* **STATED PROBLEM**
Reproduce each of the lines word for word.

* **RAW RECORDS**
┄┄┄┄┄┄
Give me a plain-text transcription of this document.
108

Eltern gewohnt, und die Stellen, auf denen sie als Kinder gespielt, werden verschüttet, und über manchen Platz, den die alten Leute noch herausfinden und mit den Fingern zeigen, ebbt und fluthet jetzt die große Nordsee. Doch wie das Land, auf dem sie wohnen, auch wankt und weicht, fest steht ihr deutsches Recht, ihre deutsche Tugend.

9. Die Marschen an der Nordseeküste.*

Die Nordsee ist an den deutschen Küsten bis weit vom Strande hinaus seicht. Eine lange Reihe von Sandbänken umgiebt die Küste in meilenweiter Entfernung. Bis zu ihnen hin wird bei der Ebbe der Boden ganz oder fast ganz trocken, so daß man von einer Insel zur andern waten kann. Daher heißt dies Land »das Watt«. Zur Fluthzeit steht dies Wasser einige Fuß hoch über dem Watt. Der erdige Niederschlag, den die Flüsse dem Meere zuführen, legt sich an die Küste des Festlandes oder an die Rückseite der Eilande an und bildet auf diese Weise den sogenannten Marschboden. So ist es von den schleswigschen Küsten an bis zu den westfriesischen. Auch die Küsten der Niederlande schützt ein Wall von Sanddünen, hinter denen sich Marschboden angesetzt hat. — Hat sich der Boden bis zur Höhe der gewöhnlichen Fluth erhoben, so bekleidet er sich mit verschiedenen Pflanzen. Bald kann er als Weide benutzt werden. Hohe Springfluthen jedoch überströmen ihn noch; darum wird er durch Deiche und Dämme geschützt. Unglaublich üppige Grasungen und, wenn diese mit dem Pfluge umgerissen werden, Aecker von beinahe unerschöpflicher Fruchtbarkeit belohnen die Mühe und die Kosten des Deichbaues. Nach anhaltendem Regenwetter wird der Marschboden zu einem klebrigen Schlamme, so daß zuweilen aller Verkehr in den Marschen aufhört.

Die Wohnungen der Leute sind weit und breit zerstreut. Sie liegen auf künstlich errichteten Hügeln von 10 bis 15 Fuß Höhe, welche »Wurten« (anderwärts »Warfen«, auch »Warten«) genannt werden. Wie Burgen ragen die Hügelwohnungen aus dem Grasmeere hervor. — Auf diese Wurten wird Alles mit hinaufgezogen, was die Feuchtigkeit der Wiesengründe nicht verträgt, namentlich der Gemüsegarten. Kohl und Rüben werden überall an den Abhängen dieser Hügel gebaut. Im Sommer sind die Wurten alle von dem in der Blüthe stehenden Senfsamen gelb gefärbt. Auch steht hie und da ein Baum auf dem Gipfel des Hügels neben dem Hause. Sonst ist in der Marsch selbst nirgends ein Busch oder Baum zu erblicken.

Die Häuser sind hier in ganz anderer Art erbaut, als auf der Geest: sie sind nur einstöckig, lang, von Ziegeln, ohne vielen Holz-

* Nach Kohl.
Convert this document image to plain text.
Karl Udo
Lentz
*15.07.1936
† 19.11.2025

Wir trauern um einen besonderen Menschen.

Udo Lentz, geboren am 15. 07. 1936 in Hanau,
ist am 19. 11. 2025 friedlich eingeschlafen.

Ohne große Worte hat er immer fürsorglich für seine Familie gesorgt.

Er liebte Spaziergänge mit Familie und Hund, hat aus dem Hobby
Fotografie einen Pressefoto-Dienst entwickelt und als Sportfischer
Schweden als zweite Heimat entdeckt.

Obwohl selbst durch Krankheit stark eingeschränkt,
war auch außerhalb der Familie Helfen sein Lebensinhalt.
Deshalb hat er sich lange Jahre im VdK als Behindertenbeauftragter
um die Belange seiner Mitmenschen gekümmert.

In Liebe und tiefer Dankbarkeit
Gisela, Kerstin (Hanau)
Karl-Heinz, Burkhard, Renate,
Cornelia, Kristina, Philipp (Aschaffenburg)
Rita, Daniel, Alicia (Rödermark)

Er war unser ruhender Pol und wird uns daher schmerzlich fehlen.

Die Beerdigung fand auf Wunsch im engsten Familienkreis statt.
┄┄┄┄┄┄
* **ANSWER FOR THE TASK**
Give me a plain-text transcription of this document.
108

Eltern gewohnt, und die Stellen, auf denen sie als Kinder gespielt, werden verschüttet, und über manchen Platz, den die alten Leute noch herausfinden und mit den Fingern zeigen, ebbt und fluthet jetzt die große Nordsee. Doch wie das Land, auf dem sie wohnen, auch wankt und weicht, fest steht ihr deutsches Recht, ihre deutsche Tugend.

9. Die Marschen an der Nordseeküste.*

Die Nordsee ist an den deutschen Küsten bis weit vom Strande hinaus seicht. Eine lange Reihe von Sandbänken umgiebt die Küste in meilenweiter Entfernung. Bis zu ihnen hin wird bei der Ebbe der Boden ganz oder fast ganz trocken, so daß man von einer Insel zur andern waten kann. Daher heißt dies Land »das Watt«. Zur Fluthzeit steht dies Wasser einige Fuß hoch über dem Watt. Der erdige Niederschlag, den die Flüsse dem Meere zuführen, legt sich an die Küste des Festlandes oder an die Rückseite der Eilande an und bildet auf diese Weise den sogenannten Marschboden. So ist es von den schleswigschen Küsten an bis zu den westfriesischen. Auch die Küsten der Niederlande schützt ein Wall von Sanddünen, hinter denen sich Marschboden angesetzt hat. — Hat sich der Boden bis zur Höhe der gewöhnlichen Fluth erhoben, so bekleidet er sich mit verschiedenen Pflanzen. Bald kann er als Weide benutzt werden. Hohe Springfluthen jedoch überströmen ihn noch; darum wird er durch Deiche und Dämme geschützt. Unglaublich üppige Grasungen und, wenn diese mit dem Pfluge umgerissen werden, Aecker von beinahe unerschöpflicher Fruchtbarkeit belohnen die Mühe und die Kosten des Deichbaues. Nach anhaltendem Regenwetter wird der Marschboden zu einem klebrigen Schlamme, so daß zuweilen aller Verkehr in den Marschen aufhört.

Die Wohnungen der Leute sind weit und breit zerstreut. Sie liegen auf künstlich errichteten Hügeln von 10 bis 15 Fuß Höhe, welche »Wurten« (anderwärts »Warfen«, auch »Warten«) genannt werden. Wie Burgen ragen die Hügelwohnungen aus dem Grasmeere hervor. — Auf diese Wurten wird Alles mit hinaufgezogen, was die Feuchtigkeit der Wiesengründe nicht verträgt, namentlich der Gemüsegarten. Kohl und Rüben werden überall an den Abhängen dieser Hügel gebaut. Im Sommer sind die Wurten alle von dem in der Blüthe stehenden Senfsamen gelb gefärbt. Auch steht hie und da ein Baum auf dem Gipfel des Hügels neben dem Hause. Sonst ist in der Marsch selbst nirgends ein Busch oder Baum zu erblicken.

Die Häuser sind hier in ganz anderer Art erbaut, als auf der Geest: sie sind nur einstöckig, lang, von Ziegeln, ohne vielen Holz-

* Nach Kohl.
Convert this document image to plain text.
Karl Udo
Lentz
*15.07.1936
† 19.11.2025

Wir trauern um einen besonderen Menschen.

Udo Lentz, geboren am 15. 07. 1936 in Hanau,
ist am 19. 11. 2025 friedlich eingeschlafen.

Ohne große Worte hat er immer fürsorglich für seine Familie gesorgt.

Er liebte Spaziergänge mit Familie und Hund, hat aus dem Hobby
Fotografie einen Pressefoto-Dienst entwickelt und als Sportfischer
Schweden als zweite Heimat entdeckt.

Obwohl selbst durch Krankheit stark eingeschränkt,
war auch außerhalb der Familie Helfen sein Lebensinhalt.
Deshalb hat er sich lange Jahre im VdK als Behindertenbeauftragter
um die Belange seiner Mitmenschen gekümmert.

In Liebe und tiefer Dankbarkeit
Gisela, Kerstin (Hanau)
Karl-Heinz, Burkhard, Renate,
Cornelia, Kristina, Philipp (Aschaffenburg)
Rita, Daniel, Alicia (Rödermark)

Er war unser ruhender Pol und wird uns daher schmerzlich fehlen.

Die Beerdigung fand auf Wunsch im engsten Familienkreis statt.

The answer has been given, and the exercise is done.